(Saved entries)
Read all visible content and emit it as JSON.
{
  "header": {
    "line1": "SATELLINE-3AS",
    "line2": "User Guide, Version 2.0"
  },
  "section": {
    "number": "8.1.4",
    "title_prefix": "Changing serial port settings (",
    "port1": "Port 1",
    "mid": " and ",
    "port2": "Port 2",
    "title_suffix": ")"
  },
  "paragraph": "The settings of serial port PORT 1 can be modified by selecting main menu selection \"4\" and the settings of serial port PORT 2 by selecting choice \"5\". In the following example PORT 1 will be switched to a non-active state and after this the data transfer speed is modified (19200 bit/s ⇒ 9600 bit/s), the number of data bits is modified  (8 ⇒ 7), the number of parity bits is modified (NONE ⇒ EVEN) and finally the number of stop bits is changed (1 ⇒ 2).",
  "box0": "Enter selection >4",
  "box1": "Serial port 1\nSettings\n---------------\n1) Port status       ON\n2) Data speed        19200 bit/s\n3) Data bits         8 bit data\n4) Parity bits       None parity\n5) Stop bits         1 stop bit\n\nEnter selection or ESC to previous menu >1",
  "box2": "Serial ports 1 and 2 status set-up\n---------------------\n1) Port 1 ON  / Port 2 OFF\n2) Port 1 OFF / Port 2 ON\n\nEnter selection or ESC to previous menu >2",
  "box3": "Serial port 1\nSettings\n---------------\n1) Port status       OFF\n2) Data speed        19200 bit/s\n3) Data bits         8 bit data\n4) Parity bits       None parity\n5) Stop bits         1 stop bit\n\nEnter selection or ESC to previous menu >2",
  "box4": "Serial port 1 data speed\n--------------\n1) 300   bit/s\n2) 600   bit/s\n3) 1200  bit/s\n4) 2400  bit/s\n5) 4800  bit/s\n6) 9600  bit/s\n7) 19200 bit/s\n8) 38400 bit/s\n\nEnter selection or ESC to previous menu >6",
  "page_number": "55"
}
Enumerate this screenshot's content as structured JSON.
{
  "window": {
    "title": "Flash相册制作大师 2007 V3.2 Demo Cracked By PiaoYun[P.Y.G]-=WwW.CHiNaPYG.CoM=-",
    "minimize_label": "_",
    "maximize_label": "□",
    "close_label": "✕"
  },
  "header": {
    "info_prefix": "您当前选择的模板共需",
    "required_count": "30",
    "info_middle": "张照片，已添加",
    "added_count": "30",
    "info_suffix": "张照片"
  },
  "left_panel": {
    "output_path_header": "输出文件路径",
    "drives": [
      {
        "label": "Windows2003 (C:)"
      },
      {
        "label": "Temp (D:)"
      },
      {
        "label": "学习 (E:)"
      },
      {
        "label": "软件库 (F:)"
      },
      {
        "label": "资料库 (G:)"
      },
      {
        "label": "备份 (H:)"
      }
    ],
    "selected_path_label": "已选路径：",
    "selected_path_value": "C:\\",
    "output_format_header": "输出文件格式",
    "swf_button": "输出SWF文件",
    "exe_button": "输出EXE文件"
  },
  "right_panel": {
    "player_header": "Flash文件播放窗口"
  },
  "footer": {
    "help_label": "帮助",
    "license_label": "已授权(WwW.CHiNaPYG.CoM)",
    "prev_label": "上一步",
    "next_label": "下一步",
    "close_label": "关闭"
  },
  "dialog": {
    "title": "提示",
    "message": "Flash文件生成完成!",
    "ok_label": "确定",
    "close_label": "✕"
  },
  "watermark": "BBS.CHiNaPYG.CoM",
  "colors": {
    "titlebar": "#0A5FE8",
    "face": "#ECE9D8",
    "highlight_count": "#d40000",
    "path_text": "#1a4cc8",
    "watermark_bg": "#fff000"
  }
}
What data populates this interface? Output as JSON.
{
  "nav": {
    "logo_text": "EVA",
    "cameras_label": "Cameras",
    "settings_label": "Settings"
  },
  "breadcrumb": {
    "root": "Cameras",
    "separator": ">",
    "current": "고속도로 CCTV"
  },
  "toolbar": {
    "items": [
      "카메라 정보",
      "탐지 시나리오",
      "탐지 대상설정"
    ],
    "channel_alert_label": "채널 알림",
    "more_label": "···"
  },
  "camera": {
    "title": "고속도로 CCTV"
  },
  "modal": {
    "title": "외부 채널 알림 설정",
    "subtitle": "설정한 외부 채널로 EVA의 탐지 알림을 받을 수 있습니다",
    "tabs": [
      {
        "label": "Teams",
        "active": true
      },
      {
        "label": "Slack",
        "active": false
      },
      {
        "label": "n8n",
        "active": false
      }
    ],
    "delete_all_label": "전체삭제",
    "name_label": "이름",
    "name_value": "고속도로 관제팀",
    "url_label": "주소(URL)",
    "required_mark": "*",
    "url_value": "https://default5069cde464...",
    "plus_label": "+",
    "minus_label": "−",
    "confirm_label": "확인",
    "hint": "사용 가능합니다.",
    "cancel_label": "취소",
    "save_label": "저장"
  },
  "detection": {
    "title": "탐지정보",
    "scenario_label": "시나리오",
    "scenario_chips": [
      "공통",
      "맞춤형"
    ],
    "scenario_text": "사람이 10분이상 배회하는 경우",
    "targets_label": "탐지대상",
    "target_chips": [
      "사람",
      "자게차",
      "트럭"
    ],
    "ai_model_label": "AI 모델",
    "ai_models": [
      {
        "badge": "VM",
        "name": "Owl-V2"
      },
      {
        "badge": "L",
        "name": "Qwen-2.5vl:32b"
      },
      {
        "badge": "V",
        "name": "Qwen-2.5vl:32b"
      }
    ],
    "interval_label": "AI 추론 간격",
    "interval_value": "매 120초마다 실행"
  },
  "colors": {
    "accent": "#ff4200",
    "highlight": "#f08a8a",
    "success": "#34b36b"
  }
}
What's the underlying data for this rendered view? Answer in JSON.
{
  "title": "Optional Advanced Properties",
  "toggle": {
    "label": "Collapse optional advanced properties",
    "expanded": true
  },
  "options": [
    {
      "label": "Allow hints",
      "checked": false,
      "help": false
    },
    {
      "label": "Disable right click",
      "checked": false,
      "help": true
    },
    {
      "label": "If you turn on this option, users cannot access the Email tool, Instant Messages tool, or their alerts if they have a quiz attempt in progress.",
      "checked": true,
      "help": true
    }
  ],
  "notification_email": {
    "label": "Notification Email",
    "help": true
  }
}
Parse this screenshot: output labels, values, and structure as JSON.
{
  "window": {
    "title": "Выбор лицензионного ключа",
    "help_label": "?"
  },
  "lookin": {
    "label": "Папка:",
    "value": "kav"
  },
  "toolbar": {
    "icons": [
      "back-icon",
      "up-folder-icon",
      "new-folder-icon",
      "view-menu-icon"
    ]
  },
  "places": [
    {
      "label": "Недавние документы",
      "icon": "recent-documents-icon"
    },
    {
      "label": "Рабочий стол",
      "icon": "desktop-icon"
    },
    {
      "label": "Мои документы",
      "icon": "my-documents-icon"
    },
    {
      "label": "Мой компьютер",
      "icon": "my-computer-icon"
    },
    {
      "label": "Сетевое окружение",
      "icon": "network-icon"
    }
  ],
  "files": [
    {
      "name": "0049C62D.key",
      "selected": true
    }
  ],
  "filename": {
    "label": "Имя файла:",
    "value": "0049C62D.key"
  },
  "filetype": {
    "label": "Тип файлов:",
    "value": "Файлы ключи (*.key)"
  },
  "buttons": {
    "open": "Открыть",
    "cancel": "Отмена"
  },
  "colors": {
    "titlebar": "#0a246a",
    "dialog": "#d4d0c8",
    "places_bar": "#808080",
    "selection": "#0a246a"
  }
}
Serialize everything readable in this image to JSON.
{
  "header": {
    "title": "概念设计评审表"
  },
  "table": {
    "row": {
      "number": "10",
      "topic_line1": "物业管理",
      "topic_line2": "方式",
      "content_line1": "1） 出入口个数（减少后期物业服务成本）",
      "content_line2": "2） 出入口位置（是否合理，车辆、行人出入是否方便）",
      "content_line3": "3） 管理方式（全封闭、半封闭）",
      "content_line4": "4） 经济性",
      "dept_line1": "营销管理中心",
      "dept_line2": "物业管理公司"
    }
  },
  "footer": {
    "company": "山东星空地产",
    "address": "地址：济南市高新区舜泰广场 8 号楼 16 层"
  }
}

Aim: Repeat word for word each line from the one with "Parse this screenshot: output" to the end of the records above, inclusive.

Reply to the task:
Parse this screenshot: output labels, values, and structure as JSON.
{
  "window": {
    "title": "Выбор лицензионного ключа",
    "help_label": "?"
  },
  "lookin": {
    "label": "Папка:",
    "value": "kav"
  },
  "toolbar": {
    "icons": [
      "back-icon",
      "up-folder-icon",
      "new-folder-icon",
      "view-menu-icon"
    ]
  },
  "places": [
    {
      "label": "Недавние документы",
      "icon": "recent-documents-icon"
    },
    {
      "label": "Рабочий стол",
      "icon": "desktop-icon"
    },
    {
      "label": "Мои документы",
      "icon": "my-documents-icon"
    },
    {
      "label": "Мой компьютер",
      "icon": "my-computer-icon"
    },
    {
      "label": "Сетевое окружение",
      "icon": "network-icon"
    }
  ],
  "files": [
    {
      "name": "0049C62D.key",
      "selected": true
    }
  ],
  "filename": {
    "label": "Имя файла:",
    "value": "0049C62D.key"
  },
  "filetype": {
    "label": "Тип файлов:",
    "value": "Файлы ключи (*.key)"
  },
  "buttons": {
    "open": "Открыть",
    "cancel": "Отмена"
  },
  "colors": {
    "titlebar": "#0a246a",
    "dialog": "#d4d0c8",
    "places_bar": "#808080",
    "selection": "#0a246a"
  }
}
Serialize everything readable in this image to JSON.
{
  "header": {
    "title": "概念设计评审表"
  },
  "table": {
    "row": {
      "number": "10",
      "topic_line1": "物业管理",
      "topic_line2": "方式",
      "content_line1": "1） 出入口个数（减少后期物业服务成本）",
      "content_line2": "2） 出入口位置（是否合理，车辆、行人出入是否方便）",
      "content_line3": "3） 管理方式（全封闭、半封闭）",
      "content_line4": "4） 经济性",
      "dept_line1": "营销管理中心",
      "dept_line2": "物业管理公司"
    }
  },
  "footer": {
    "company": "山东星空地产",
    "address": "地址：济南市高新区舜泰广场 8 号楼 16 层"
  }
}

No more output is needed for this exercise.